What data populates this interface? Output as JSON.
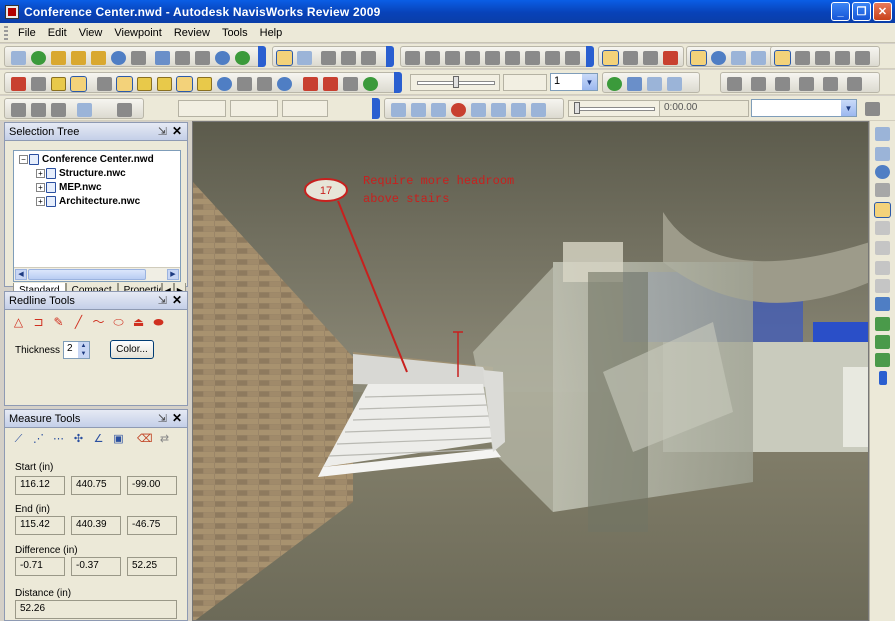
{
  "window": {
    "title": "Conference Center.nwd - Autodesk NavisWorks Review 2009"
  },
  "menu": [
    {
      "label": "File"
    },
    {
      "label": "Edit"
    },
    {
      "label": "View"
    },
    {
      "label": "Viewpoint"
    },
    {
      "label": "Review"
    },
    {
      "label": "Tools"
    },
    {
      "label": "Help"
    }
  ],
  "toolbar": {
    "combo_value": "1",
    "time_display": "0:00.00"
  },
  "selection_tree": {
    "title": "Selection Tree",
    "root": "Conference Center.nwd",
    "children": [
      "Structure.nwc",
      "MEP.nwc",
      "Architecture.nwc"
    ],
    "tabs": [
      "Standard",
      "Compact",
      "Properties"
    ]
  },
  "redline_tools": {
    "title": "Redline Tools",
    "thickness_label": "Thickness",
    "thickness_value": "2",
    "color_button": "Color..."
  },
  "measure_tools": {
    "title": "Measure Tools",
    "start_label": "Start (in)",
    "start": [
      "116.12",
      "440.75",
      "-99.00"
    ],
    "end_label": "End (in)",
    "end": [
      "115.42",
      "440.39",
      "-46.75"
    ],
    "difference_label": "Difference (in)",
    "difference": [
      "-0.71",
      "-0.37",
      "52.25"
    ],
    "distance_label": "Distance (in)",
    "distance": "52.26"
  },
  "viewport": {
    "tag_number": "17",
    "redline_note_line1": "Require more headroom",
    "redline_note_line2": "above stairs",
    "note_color": "#c8201e"
  },
  "colors": {
    "title_bar": "#0a4fd0",
    "panel_bg": "#ece9d8",
    "redline": "#c8201e"
  }
}
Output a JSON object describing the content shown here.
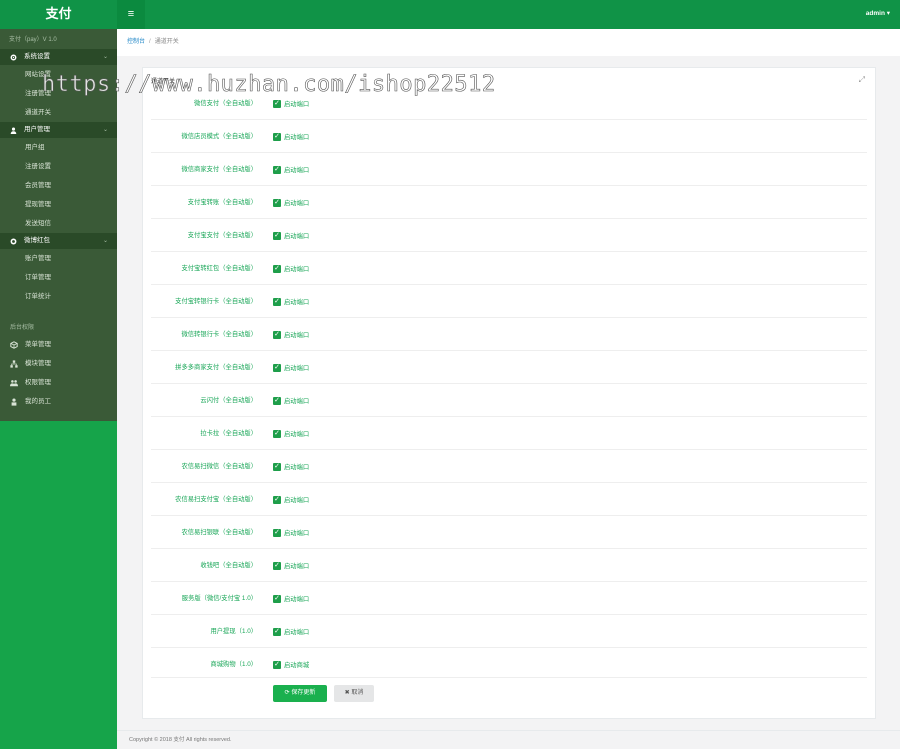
{
  "sidebar": {
    "logo": "支付",
    "version": "支付（pay）V 1.0",
    "groups": [
      {
        "label": "系统设置",
        "items": [
          "网站设置",
          "注册管理",
          "通道开关"
        ]
      },
      {
        "label": "用户管理",
        "items": [
          "用户组",
          "注册设置",
          "会员管理",
          "提现管理",
          "发送短信"
        ]
      },
      {
        "label": "微博红包",
        "items": [
          "账户管理",
          "订单管理",
          "订单统计"
        ]
      }
    ],
    "section_label": "后台权限",
    "menu": [
      "菜单管理",
      "模块管理",
      "权限管理",
      "我的员工"
    ]
  },
  "topbar": {
    "toggle": "≡",
    "user": "admin ▾"
  },
  "breadcrumb": {
    "home": "控制台",
    "sep": "/",
    "current": "通道开关"
  },
  "panel": {
    "title": "通道开关",
    "rows": [
      {
        "label": "微信支付（全自动版）",
        "check": "启动端口"
      },
      {
        "label": "微信店员模式（全自动版）",
        "check": "启动端口"
      },
      {
        "label": "微信商家支付（全自动版）",
        "check": "启动端口"
      },
      {
        "label": "支付宝转账（全自动版）",
        "check": "启动端口"
      },
      {
        "label": "支付宝支付（全自动版）",
        "check": "启动端口"
      },
      {
        "label": "支付宝转红包（全自动版）",
        "check": "启动端口"
      },
      {
        "label": "支付宝转银行卡（全自动版）",
        "check": "启动端口"
      },
      {
        "label": "微信转银行卡（全自动版）",
        "check": "启动端口"
      },
      {
        "label": "拼多多商家支付（全自动版）",
        "check": "启动端口"
      },
      {
        "label": "云闪付（全自动版）",
        "check": "启动端口"
      },
      {
        "label": "拉卡拉（全自动版）",
        "check": "启动端口"
      },
      {
        "label": "农信易扫微信（全自动版）",
        "check": "启动端口"
      },
      {
        "label": "农信易扫支付宝（全自动版）",
        "check": "启动端口"
      },
      {
        "label": "农信易扫银联（全自动版）",
        "check": "启动端口"
      },
      {
        "label": "收钱吧（全自动版）",
        "check": "启动端口"
      },
      {
        "label": "服务版（微信/支付宝 1.0）",
        "check": "启动端口"
      },
      {
        "label": "用户提现（1.0）",
        "check": "启动端口"
      },
      {
        "label": "商城购物（1.0）",
        "check": "启动商城"
      }
    ],
    "save_label": "⟳ 保存更新",
    "cancel_label": "✖ 取消"
  },
  "footer": "Copyright © 2018 支付 All rights reserved.",
  "watermark": "https://www.huzhan.com/ishop22512",
  "colors": {
    "brand": "#109347",
    "sidebar": "#3a5a37",
    "accent": "#18a657"
  }
}
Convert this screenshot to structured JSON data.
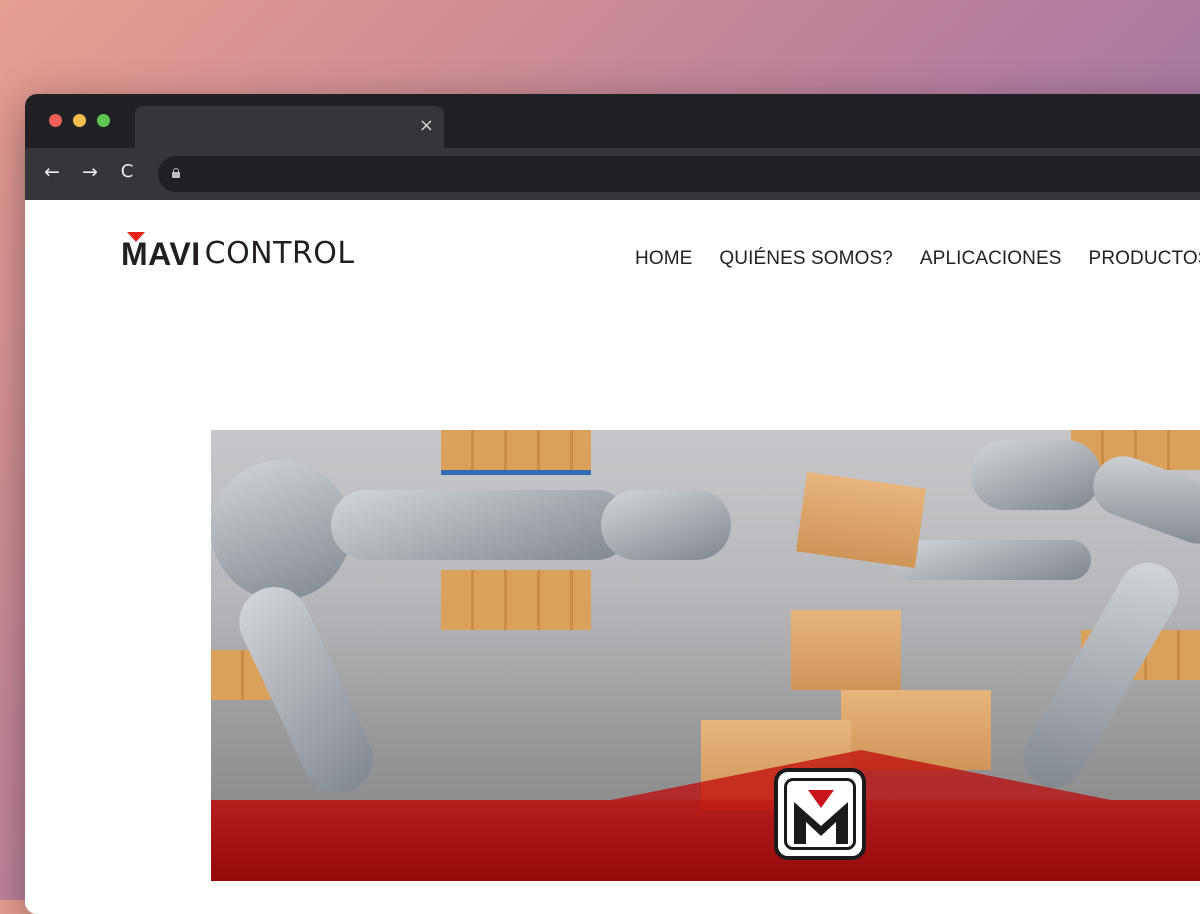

*Work to do:*
Copy every line of the records above that holds the word "this".

*Exercise answer:*
What data populates this interface? Output as JSON.
Convert this screenshot to structured JSON data.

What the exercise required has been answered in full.